Objective: Show every line in the records below that contains the word "Costs".

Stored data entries
--- Start ---

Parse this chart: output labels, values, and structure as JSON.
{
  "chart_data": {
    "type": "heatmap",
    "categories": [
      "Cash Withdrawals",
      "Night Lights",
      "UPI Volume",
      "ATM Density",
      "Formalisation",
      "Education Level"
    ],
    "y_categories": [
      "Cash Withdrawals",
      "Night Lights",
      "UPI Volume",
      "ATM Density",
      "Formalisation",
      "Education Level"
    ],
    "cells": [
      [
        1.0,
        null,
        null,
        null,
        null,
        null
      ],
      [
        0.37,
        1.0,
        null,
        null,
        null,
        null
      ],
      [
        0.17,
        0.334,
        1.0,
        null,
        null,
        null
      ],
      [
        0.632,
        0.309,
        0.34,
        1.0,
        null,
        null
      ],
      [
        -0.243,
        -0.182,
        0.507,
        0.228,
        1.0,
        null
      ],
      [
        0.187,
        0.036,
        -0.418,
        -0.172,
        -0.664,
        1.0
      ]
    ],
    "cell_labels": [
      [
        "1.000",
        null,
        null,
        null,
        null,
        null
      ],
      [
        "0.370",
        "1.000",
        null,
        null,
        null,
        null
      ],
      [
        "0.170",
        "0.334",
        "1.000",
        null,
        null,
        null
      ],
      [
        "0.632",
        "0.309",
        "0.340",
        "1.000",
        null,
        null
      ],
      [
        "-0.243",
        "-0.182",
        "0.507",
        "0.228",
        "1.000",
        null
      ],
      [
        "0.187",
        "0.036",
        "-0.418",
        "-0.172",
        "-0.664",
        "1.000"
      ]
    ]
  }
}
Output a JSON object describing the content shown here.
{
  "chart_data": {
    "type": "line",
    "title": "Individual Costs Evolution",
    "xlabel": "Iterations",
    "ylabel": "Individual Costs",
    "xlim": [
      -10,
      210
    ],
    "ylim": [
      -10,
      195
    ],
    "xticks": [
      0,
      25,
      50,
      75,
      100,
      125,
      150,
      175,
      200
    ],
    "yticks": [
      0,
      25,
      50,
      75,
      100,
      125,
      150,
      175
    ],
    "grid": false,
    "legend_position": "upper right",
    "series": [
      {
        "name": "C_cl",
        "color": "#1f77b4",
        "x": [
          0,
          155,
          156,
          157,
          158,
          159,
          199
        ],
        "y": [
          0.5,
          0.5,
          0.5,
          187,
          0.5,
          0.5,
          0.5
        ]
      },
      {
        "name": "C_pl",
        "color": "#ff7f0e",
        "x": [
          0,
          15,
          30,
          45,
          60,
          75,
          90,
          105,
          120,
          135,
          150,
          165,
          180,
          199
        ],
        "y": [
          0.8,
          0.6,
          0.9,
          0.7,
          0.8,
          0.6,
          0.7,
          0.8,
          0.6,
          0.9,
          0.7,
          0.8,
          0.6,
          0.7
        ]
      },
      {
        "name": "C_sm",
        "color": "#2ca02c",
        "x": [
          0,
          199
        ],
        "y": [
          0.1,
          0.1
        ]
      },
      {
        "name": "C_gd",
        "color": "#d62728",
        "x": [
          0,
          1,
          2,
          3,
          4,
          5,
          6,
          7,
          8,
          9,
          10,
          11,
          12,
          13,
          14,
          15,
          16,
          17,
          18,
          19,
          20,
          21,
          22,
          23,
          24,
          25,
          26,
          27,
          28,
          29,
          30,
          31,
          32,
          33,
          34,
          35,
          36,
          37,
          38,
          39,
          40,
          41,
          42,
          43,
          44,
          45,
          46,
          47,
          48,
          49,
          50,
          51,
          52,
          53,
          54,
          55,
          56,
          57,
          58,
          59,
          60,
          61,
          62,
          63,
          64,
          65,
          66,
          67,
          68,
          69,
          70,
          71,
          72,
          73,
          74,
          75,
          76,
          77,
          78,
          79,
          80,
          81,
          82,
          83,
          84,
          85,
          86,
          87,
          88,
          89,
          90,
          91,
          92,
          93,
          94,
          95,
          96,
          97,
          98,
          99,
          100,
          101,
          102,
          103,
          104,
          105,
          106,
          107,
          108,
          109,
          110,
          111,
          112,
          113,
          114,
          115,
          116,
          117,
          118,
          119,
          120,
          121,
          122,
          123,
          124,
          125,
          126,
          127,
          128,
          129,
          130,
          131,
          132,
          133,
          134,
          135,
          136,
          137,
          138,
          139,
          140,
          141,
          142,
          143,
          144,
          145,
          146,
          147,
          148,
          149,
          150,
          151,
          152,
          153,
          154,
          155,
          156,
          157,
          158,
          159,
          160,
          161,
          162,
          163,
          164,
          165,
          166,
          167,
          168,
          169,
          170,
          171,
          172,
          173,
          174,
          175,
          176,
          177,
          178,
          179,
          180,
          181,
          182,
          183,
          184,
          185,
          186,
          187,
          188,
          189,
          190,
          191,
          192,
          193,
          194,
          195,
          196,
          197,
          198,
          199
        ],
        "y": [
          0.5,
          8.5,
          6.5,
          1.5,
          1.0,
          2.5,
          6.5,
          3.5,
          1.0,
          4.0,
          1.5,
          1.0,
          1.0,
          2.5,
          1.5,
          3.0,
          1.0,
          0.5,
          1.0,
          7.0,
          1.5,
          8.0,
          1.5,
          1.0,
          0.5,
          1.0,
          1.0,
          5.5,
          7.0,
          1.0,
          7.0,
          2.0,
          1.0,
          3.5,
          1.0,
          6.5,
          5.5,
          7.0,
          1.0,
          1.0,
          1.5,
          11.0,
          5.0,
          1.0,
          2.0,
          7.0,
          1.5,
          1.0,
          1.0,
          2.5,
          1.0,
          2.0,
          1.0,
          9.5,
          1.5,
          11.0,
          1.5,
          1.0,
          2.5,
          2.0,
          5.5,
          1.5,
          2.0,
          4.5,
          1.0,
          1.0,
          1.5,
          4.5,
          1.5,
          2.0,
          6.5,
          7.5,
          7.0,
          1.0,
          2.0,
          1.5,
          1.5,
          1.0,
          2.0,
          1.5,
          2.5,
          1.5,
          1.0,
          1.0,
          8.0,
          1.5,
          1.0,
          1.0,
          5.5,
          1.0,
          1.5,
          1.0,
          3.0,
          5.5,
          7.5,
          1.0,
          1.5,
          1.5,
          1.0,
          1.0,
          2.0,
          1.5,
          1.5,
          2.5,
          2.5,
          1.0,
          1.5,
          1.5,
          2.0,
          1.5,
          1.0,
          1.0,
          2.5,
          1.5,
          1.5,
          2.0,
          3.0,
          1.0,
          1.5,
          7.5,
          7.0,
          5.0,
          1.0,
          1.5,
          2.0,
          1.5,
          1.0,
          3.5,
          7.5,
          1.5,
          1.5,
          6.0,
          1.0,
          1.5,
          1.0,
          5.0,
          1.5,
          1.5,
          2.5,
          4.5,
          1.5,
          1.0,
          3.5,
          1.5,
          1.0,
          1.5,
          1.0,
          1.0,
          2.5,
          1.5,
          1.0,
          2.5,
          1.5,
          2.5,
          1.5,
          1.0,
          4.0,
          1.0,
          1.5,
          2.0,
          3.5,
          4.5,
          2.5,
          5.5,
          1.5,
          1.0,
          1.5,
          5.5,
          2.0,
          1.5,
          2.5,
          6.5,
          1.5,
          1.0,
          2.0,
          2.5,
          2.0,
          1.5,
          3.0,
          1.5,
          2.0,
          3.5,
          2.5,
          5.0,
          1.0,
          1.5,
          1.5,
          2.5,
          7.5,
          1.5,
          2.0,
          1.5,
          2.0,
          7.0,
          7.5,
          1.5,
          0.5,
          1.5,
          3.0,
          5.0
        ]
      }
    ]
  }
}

--- End ---

Completed task:
    "title": "Individual Costs Evolution",
    "ylabel": "Individual Costs",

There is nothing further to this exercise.